:: Work to complete ::
Gather the lines below that include the string "inhibitors", copying each in full.

:: Source data ::
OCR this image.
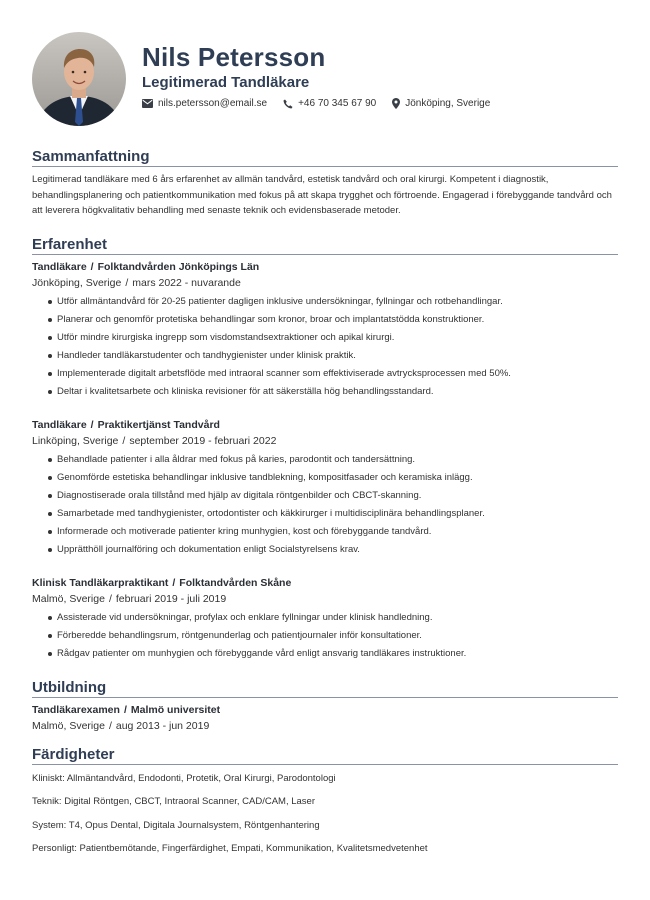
Nils Petersson
Legitimerad Tandläkare
nils.petersson@email.se	+46 70 345 67 90	Jönköping, Sverige
Sammanfattning

Legitimerad tandläkare med 6 års erfarenhet av allmän tandvård, estetisk tandvård och oral kirurgi. Kompetent i diagnostik, behandlingsplanering och patientkommunikation med fokus på att skapa trygghet och förtroende. Engagerad i förebyggande tandvård och att leverera högkvalitativ behandling med senaste teknik och evidensbaserade metoder.

Erfarenhet
Tandläkare / Folktandvården Jönköpings Län
Jönköping, Sverige / mars 2022 - nuvarande
Utför allmäntandvård för 20-25 patienter dagligen inklusive undersökningar, fyllningar och rotbehandlingar.
Planerar och genomför protetiska behandlingar som kronor, broar och implantatstödda konstruktioner.
Utför mindre kirurgiska ingrepp som visdomstandsextraktioner och apikal kirurgi.
Handleder tandläkarstudenter och tandhygienister under klinisk praktik.
Implementerade digitalt arbetsflöde med intraoral scanner som effektiviserade avtrycksprocessen med 50%.
Deltar i kvalitetsarbete och kliniska revisioner för att säkerställa hög behandlingsstandard.
Tandläkare / Praktikertjänst Tandvård
Linköping, Sverige / september 2019 - februari 2022
Behandlade patienter i alla åldrar med fokus på karies, parodontit och tandersättning.
Genomförde estetiska behandlingar inklusive tandblekning, kompositfasader och keramiska inlägg.
Diagnostiserade orala tillstånd med hjälp av digitala röntgenbilder och CBCT-skanning.
Samarbetade med tandhygienister, ortodontister och käkkirurger i multidisciplinära behandlingsplaner.
Informerade och motiverade patienter kring munhygien, kost och förebyggande tandvård.
Upprätthöll journalföring och dokumentation enligt Socialstyrelsens krav.
Klinisk Tandläkarpraktikant / Folktandvården Skåne
Malmö, Sverige / februari 2019 - juli 2019
Assisterade vid undersökningar, profylax och enklare fyllningar under klinisk handledning.
Förberedde behandlingsrum, röntgenunderlag och patientjournaler inför konsultationer.
Rådgav patienter om munhygien och förebyggande vård enligt ansvarig tandläkares instruktioner.
Utbildning
Tandläkarexamen / Malmö universitet
Malmö, Sverige / aug 2013 - jun 2019
Färdigheter
Kliniskt: Allmäntandvård, Endodonti, Protetik, Oral Kirurgi, Parodontologi
Teknik: Digital Röntgen, CBCT, Intraoral Scanner, CAD/CAM, Laser
System: T4, Opus Dental, Digitala Journalsystem, Röntgenhantering
Personligt: Patientbemötande, Fingerfärdighet, Empati, Kommunikation, Kvalitetsmedvetenhet
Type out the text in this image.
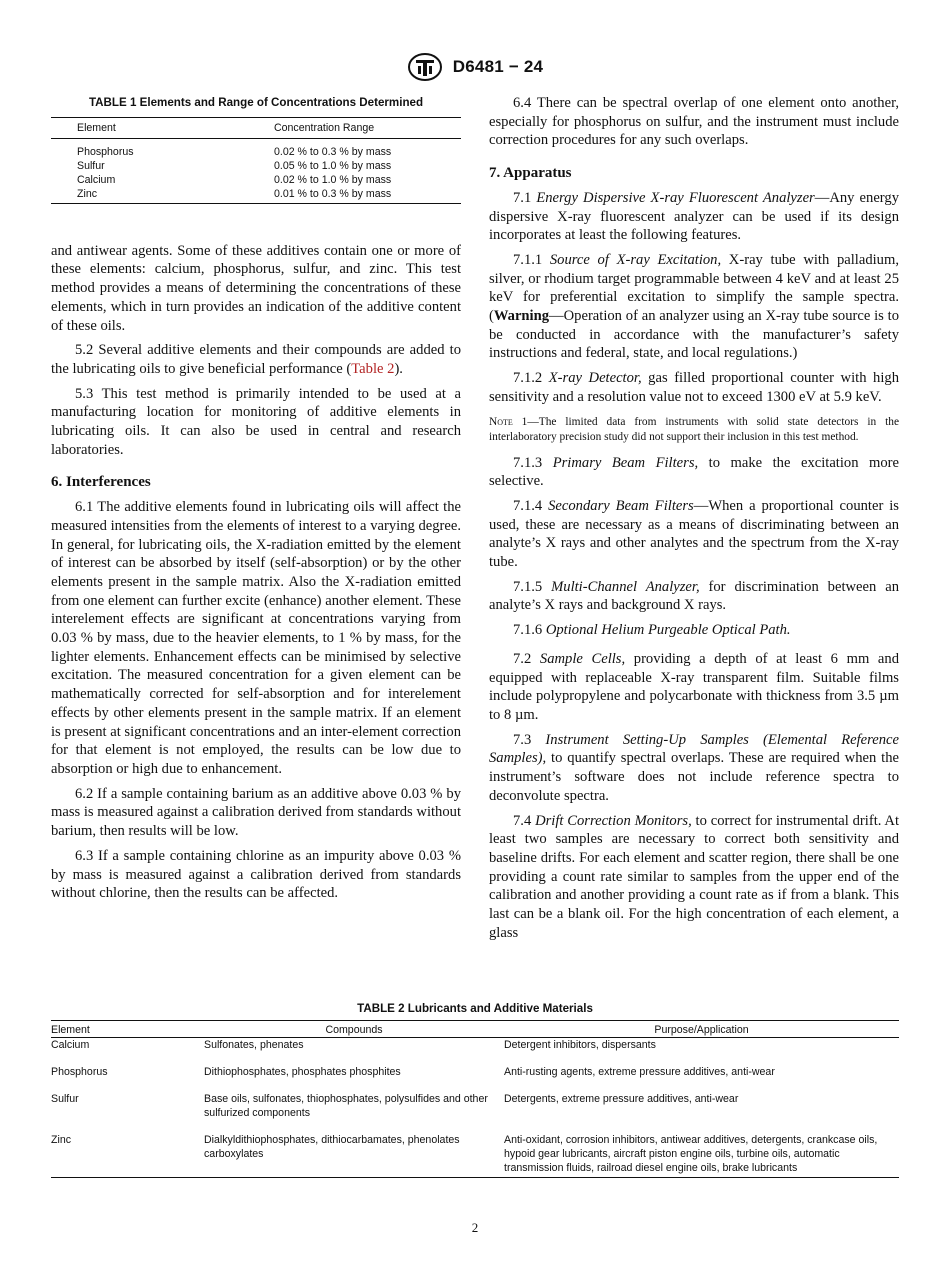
D6481 − 24

TABLE 1 Elements and Range of Concentrations Determined

Element	Concentration Range
Phosphorus	0.02 % to 0.3 % by mass
Sulfur	0.05 % to 1.0 % by mass
Calcium	0.02 % to 1.0 % by mass
Zinc	0.01 % to 0.3 % by mass

and antiwear agents. Some of these additives contain one or more of these elements: calcium, phosphorus, sulfur, and zinc. This test method provides a means of determining the concentrations of these elements, which in turn provides an indication of the additive content of these oils.

5.2 Several additive elements and their compounds are added to the lubricating oils to give beneficial performance (Table 2).

5.3 This test method is primarily intended to be used at a manufacturing location for monitoring of additive elements in lubricating oils. It can also be used in central and research laboratories.

6. Interferences

6.1 The additive elements found in lubricating oils will affect the measured intensities from the elements of interest to a varying degree. In general, for lubricating oils, the X-radiation emitted by the element of interest can be absorbed by itself (self-absorption) or by the other elements present in the sample matrix. Also the X-radiation emitted from one element can further excite (enhance) another element. These interelement effects are significant at concentrations varying from 0.03 % by mass, due to the heavier elements, to 1 % by mass, for the lighter elements. Enhancement effects can be minimised by selective excitation. The measured concentration for a given element can be mathematically corrected for self-absorption and for interelement effects by other elements present in the sample matrix. If an element is present at significant concentrations and an inter-element correction for that element is not employed, the results can be low due to absorption or high due to enhancement.

6.2 If a sample containing barium as an additive above 0.03 % by mass is measured against a calibration derived from standards without barium, then results will be low.

6.3 If a sample containing chlorine as an impurity above 0.03 % by mass is measured against a calibration derived from standards without chlorine, then the results can be affected.

6.4 There can be spectral overlap of one element onto another, especially for phosphorus on sulfur, and the instrument must include correction procedures for any such overlaps.

7. Apparatus

7.1 Energy Dispersive X-ray Fluorescent Analyzer—Any energy dispersive X-ray fluorescent analyzer can be used if its design incorporates at least the following features.

7.1.1 Source of X-ray Excitation, X-ray tube with palladium, silver, or rhodium target programmable between 4 keV and at least 25 keV for preferential excitation to simplify the sample spectra. (Warning—Operation of an analyzer using an X-ray tube source is to be conducted in accordance with the manufacturer’s safety instructions and federal, state, and local regulations.)

7.1.2 X-ray Detector, gas filled proportional counter with high sensitivity and a resolution value not to exceed 1300 eV at 5.9 keV.

Note 1—The limited data from instruments with solid state detectors in the interlaboratory precision study did not support their inclusion in this test method.

7.1.3 Primary Beam Filters, to make the excitation more selective.

7.1.4 Secondary Beam Filters—When a proportional counter is used, these are necessary as a means of discriminating between an analyte’s X rays and other analytes and the spectrum from the X-ray tube.

7.1.5 Multi-Channel Analyzer, for discrimination between an analyte’s X rays and background X rays.

7.1.6 Optional Helium Purgeable Optical Path.

7.2 Sample Cells, providing a depth of at least 6 mm and equipped with replaceable X-ray transparent film. Suitable films include polypropylene and polycarbonate with thickness from 3.5 µm to 8 µm.

7.3 Instrument Setting-Up Samples (Elemental Reference Samples), to quantify spectral overlaps. These are required when the instrument’s software does not include reference spectra to deconvolute spectra.

7.4 Drift Correction Monitors, to correct for instrumental drift. At least two samples are necessary to correct both sensitivity and baseline drifts. For each element and scatter region, there shall be one providing a count rate similar to samples from the upper end of the calibration and another providing a count rate as if from a blank. This last can be a blank oil. For the high concentration of each element, a glass

TABLE 2 Lubricants and Additive Materials
Element	Compounds	Purpose/Application
Calcium	Sulfonates, phenates	Detergent inhibitors, dispersants
Phosphorus	Dithiophosphates, phosphates phosphites	Anti-rusting agents, extreme pressure additives, anti-wear
Sulfur	Base oils, sulfonates, thiophosphates, polysulfides and other sulfurized components	Detergents, extreme pressure additives, anti-wear
Zinc	Dialkyldithiophosphates, dithiocarbamates, phenolates carboxylates	Anti-oxidant, corrosion inhibitors, antiwear additives, detergents, crankcase oils, hypoid gear lubricants, aircraft piston engine oils, turbine oils, automatic transmission fluids, railroad diesel engine oils, brake lubricants
2
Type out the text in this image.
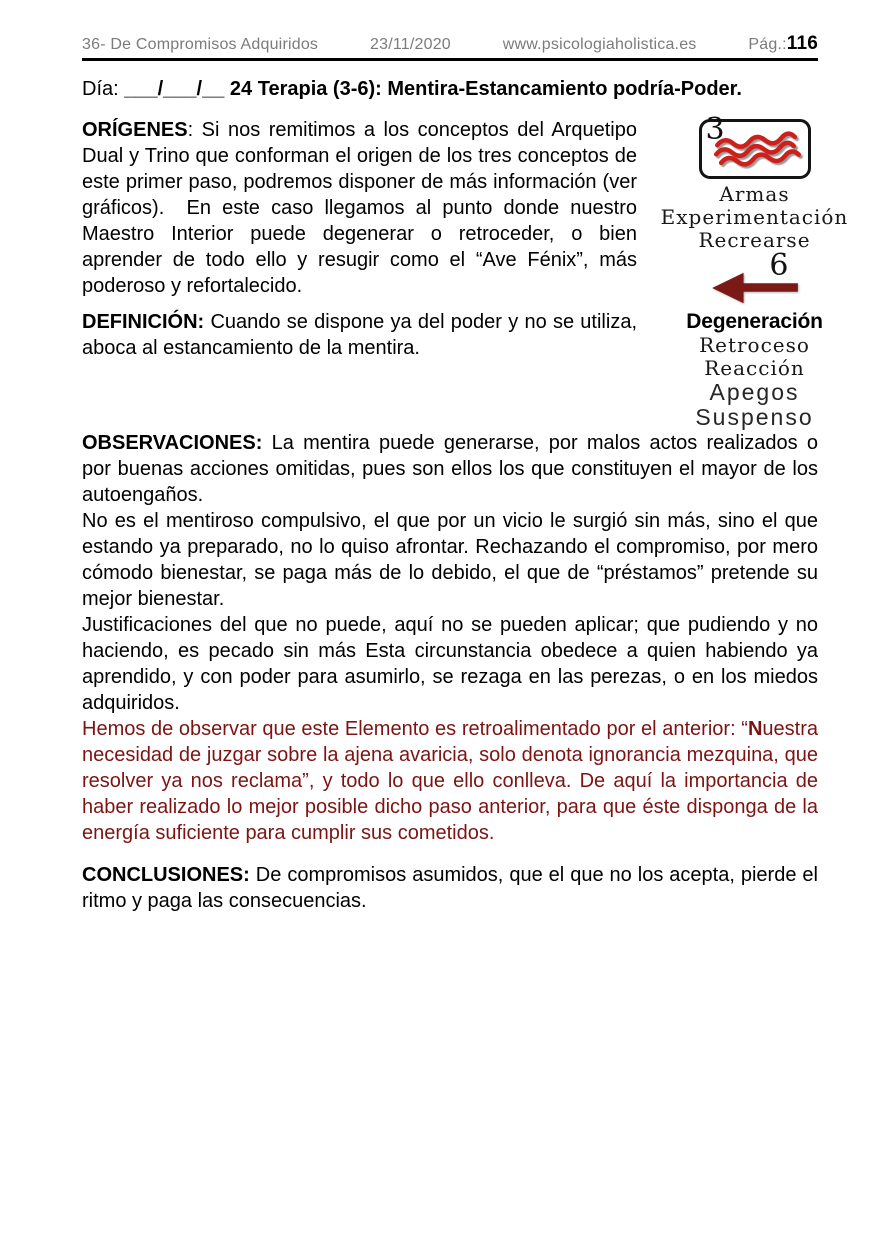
36- De Compromisos Adquiridos	23/11/2020	www.psicologiaholistica.es	Pág.:116
Día: ___/___/__ 24 Terapia (3-6): Mentira-Estancamiento podría-Poder.
3
Armas
Experimentación
Recrearse
6
Degeneración
Retroceso
Reacción
Apegos
Suspenso
ORÍGENES: Si nos remitimos a los conceptos del Arquetipo Dual y Trino que conforman el origen de los tres conceptos de este primer paso, podremos disponer de más información (ver gráficos).  En este caso llegamos al punto donde nuestro Maestro Interior puede degenerar o retroceder, o bien aprender de todo ello y resugir como el “Ave Fénix”, más poderoso y refortalecido.
DEFINICIÓN: Cuando se dispone ya del poder y no se utiliza, aboca al estancamiento de la mentira.
OBSERVACIONES: La mentira puede generarse, por malos actos realizados o por buenas acciones omitidas, pues son ellos los que constituyen el mayor de los autoengaños.
No es el mentiroso compulsivo, el que por un vicio le surgió sin más, sino el que estando ya preparado, no lo quiso afrontar. Rechazando el compromiso, por mero cómodo bienestar, se paga más de lo debido, el que de “préstamos” pretende su mejor bienestar.
Justificaciones del que no puede, aquí no se pueden aplicar; que pudiendo y no haciendo, es pecado sin más Esta circunstancia obedece a quien habiendo ya aprendido, y con poder para asumirlo, se rezaga en las perezas, o en los miedos adquiridos.
Hemos de observar que este Elemento es retroalimentado por el anterior: “Nuestra necesidad de juzgar sobre la ajena avaricia, solo denota ignorancia mezquina, que resolver ya nos reclama”, y todo lo que ello conlleva. De aquí la importancia de haber realizado lo mejor posible dicho paso anterior, para que éste disponga de la energía suficiente para cumplir sus cometidos.
CONCLUSIONES: De compromisos asumidos, que el que no los acepta, pierde el ritmo y paga las consecuencias.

:: Your response ::
Calcium	Sulfonates, phenates	Detergent inhibitors, dispersants
Zinc	Dialkyldithiophosphates, dithiocarbamates, phenolates carboxylates	Anti-oxidant, corrosion inhibitors, antiwear additives, detergents, crankcase oils, hypoid gear lubricants, aircraft piston engine oils, turbine oils, automatic transmission fluids, railroad diesel engine oils, brake lubricants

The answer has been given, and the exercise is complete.